• **Records shown**:
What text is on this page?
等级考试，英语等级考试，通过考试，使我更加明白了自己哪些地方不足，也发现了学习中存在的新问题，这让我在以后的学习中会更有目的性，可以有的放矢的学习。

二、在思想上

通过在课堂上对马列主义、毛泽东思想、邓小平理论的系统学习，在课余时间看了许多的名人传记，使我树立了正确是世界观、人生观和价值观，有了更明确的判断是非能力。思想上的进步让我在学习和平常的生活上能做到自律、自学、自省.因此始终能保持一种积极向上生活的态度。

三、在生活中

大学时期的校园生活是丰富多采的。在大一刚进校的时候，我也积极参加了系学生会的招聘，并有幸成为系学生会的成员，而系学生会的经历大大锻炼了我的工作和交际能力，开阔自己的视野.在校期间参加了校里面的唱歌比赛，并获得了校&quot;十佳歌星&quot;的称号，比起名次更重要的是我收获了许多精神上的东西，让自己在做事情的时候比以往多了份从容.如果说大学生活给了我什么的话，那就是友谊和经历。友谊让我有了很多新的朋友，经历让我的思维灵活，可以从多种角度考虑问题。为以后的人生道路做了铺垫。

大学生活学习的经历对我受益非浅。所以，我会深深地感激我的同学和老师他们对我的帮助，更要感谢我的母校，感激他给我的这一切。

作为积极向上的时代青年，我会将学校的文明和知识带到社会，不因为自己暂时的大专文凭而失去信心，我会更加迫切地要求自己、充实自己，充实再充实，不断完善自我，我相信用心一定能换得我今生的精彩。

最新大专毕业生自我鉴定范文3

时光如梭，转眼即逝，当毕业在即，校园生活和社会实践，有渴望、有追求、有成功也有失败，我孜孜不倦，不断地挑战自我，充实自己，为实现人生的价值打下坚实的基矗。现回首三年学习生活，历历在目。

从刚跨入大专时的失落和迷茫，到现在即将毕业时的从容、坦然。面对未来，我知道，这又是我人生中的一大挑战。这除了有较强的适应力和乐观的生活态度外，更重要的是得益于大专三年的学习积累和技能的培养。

• **Exercise aim**: Search the preceding listing for the word "充实自己" and pull out every line that holds it.

• **Correct result**:
作为积极向上的时代青年，我会将学校的文明和知识带到社会，不因为自己暂时的大专文凭而失去信心，我会更加迫切地要求自己、充实自己，充实再充实，不断完善自我，我相信用心一定能换得我今生的精彩。
时光如梭，转眼即逝，当毕业在即，校园生活和社会实践，有渴望、有追求、有成功也有失败，我孜孜不倦，不断地挑战自我，充实自己，为实现人生的价值打下坚实的基矗。现回首三年学习生活，历历在目。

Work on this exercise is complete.